##### Data to use #####

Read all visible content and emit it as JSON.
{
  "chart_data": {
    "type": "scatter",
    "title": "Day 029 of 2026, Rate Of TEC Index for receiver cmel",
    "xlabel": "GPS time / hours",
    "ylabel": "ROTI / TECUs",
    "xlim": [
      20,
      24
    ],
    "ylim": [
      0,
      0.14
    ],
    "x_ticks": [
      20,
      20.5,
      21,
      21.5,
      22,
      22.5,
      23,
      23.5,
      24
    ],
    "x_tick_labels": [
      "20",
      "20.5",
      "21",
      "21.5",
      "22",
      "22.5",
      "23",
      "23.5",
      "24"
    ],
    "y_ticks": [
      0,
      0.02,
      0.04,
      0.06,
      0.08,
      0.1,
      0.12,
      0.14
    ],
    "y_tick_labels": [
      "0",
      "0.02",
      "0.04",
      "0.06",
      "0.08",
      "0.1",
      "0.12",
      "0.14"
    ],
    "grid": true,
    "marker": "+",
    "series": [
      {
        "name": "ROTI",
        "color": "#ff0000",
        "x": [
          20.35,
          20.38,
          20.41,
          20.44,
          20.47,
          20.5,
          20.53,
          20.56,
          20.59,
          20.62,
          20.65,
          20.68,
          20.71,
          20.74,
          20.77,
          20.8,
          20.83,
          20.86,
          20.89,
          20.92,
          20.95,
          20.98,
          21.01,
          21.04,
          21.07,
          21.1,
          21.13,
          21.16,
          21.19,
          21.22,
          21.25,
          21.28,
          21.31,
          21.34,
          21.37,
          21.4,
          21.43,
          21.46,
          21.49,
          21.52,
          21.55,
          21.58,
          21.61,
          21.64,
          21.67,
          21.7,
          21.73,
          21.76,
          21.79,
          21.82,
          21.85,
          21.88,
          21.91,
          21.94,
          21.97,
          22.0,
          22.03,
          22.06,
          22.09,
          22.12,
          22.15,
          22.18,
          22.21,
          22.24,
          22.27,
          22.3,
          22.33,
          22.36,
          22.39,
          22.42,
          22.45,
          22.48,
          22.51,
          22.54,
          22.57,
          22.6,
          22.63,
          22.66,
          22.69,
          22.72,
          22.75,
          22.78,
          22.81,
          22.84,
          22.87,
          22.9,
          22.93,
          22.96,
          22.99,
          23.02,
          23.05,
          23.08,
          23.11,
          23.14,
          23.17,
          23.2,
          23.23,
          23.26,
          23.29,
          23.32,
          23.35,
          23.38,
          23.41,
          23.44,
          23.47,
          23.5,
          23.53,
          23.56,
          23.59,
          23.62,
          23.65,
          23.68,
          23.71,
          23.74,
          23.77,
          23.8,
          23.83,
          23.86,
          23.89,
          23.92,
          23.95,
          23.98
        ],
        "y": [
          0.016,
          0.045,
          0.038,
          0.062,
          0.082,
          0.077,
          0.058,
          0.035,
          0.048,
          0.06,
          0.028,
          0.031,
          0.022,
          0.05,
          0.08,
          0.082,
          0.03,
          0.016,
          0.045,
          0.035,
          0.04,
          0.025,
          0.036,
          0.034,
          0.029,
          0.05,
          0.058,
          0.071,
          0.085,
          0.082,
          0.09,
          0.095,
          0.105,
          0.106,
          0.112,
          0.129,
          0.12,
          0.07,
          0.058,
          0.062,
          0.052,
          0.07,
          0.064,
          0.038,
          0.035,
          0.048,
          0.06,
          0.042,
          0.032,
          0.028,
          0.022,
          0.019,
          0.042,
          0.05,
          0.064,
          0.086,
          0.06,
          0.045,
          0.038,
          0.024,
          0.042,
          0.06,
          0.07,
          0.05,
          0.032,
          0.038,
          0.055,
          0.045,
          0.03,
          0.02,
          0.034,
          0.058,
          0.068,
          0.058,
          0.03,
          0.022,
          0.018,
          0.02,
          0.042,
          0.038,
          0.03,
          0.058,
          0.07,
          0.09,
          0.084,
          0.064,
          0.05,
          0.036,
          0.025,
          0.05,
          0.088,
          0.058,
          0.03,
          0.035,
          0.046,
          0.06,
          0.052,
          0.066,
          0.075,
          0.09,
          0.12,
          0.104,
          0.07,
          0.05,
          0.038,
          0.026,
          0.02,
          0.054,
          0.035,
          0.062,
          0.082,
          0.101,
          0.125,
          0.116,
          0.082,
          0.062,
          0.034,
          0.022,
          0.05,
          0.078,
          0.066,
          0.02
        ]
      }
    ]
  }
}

#####

### Requirement
All records above must be set down exactly, please.

### Solution below
Read all visible content and emit it as JSON.
{
  "chart_data": {
    "type": "scatter",
    "title": "Day 029 of 2026, Rate Of TEC Index for receiver cmel",
    "xlabel": "GPS time / hours",
    "ylabel": "ROTI / TECUs",
    "xlim": [
      20,
      24
    ],
    "ylim": [
      0,
      0.14
    ],
    "x_ticks": [
      20,
      20.5,
      21,
      21.5,
      22,
      22.5,
      23,
      23.5,
      24
    ],
    "x_tick_labels": [
      "20",
      "20.5",
      "21",
      "21.5",
      "22",
      "22.5",
      "23",
      "23.5",
      "24"
    ],
    "y_ticks": [
      0,
      0.02,
      0.04,
      0.06,
      0.08,
      0.1,
      0.12,
      0.14
    ],
    "y_tick_labels": [
      "0",
      "0.02",
      "0.04",
      "0.06",
      "0.08",
      "0.1",
      "0.12",
      "0.14"
    ],
    "grid": true,
    "marker": "+",
    "series": [
      {
        "name": "ROTI",
        "color": "#ff0000",
        "x": [
          20.35,
          20.38,
          20.41,
          20.44,
          20.47,
          20.5,
          20.53,
          20.56,
          20.59,
          20.62,
          20.65,
          20.68,
          20.71,
          20.74,
          20.77,
          20.8,
          20.83,
          20.86,
          20.89,
          20.92,
          20.95,
          20.98,
          21.01,
          21.04,
          21.07,
          21.1,
          21.13,
          21.16,
          21.19,
          21.22,
          21.25,
          21.28,
          21.31,
          21.34,
          21.37,
          21.4,
          21.43,
          21.46,
          21.49,
          21.52,
          21.55,
          21.58,
          21.61,
          21.64,
          21.67,
          21.7,
          21.73,
          21.76,
          21.79,
          21.82,
          21.85,
          21.88,
          21.91,
          21.94,
          21.97,
          22.0,
          22.03,
          22.06,
          22.09,
          22.12,
          22.15,
          22.18,
          22.21,
          22.24,
          22.27,
          22.3,
          22.33,
          22.36,
          22.39,
          22.42,
          22.45,
          22.48,
          22.51,
          22.54,
          22.57,
          22.6,
          22.63,
          22.66,
          22.69,
          22.72,
          22.75,
          22.78,
          22.81,
          22.84,
          22.87,
          22.9,
          22.93,
          22.96,
          22.99,
          23.02,
          23.05,
          23.08,
          23.11,
          23.14,
          23.17,
          23.2,
          23.23,
          23.26,
          23.29,
          23.32,
          23.35,
          23.38,
          23.41,
          23.44,
          23.47,
          23.5,
          23.53,
          23.56,
          23.59,
          23.62,
          23.65,
          23.68,
          23.71,
          23.74,
          23.77,
          23.8,
          23.83,
          23.86,
          23.89,
          23.92,
          23.95,
          23.98
        ],
        "y": [
          0.016,
          0.045,
          0.038,
          0.062,
          0.082,
          0.077,
          0.058,
          0.035,
          0.048,
          0.06,
          0.028,
          0.031,
          0.022,
          0.05,
          0.08,
          0.082,
          0.03,
          0.016,
          0.045,
          0.035,
          0.04,
          0.025,
          0.036,
          0.034,
          0.029,
          0.05,
          0.058,
          0.071,
          0.085,
          0.082,
          0.09,
          0.095,
          0.105,
          0.106,
          0.112,
          0.129,
          0.12,
          0.07,
          0.058,
          0.062,
          0.052,
          0.07,
          0.064,
          0.038,
          0.035,
          0.048,
          0.06,
          0.042,
          0.032,
          0.028,
          0.022,
          0.019,
          0.042,
          0.05,
          0.064,
          0.086,
          0.06,
          0.045,
          0.038,
          0.024,
          0.042,
          0.06,
          0.07,
          0.05,
          0.032,
          0.038,
          0.055,
          0.045,
          0.03,
          0.02,
          0.034,
          0.058,
          0.068,
          0.058,
          0.03,
          0.022,
          0.018,
          0.02,
          0.042,
          0.038,
          0.03,
          0.058,
          0.07,
          0.09,
          0.084,
          0.064,
          0.05,
          0.036,
          0.025,
          0.05,
          0.088,
          0.058,
          0.03,
          0.035,
          0.046,
          0.06,
          0.052,
          0.066,
          0.075,
          0.09,
          0.12,
          0.104,
          0.07,
          0.05,
          0.038,
          0.026,
          0.02,
          0.054,
          0.035,
          0.062,
          0.082,
          0.101,
          0.125,
          0.116,
          0.082,
          0.062,
          0.034,
          0.022,
          0.05,
          0.078,
          0.066,
          0.02
        ]
      }
    ]
  }
}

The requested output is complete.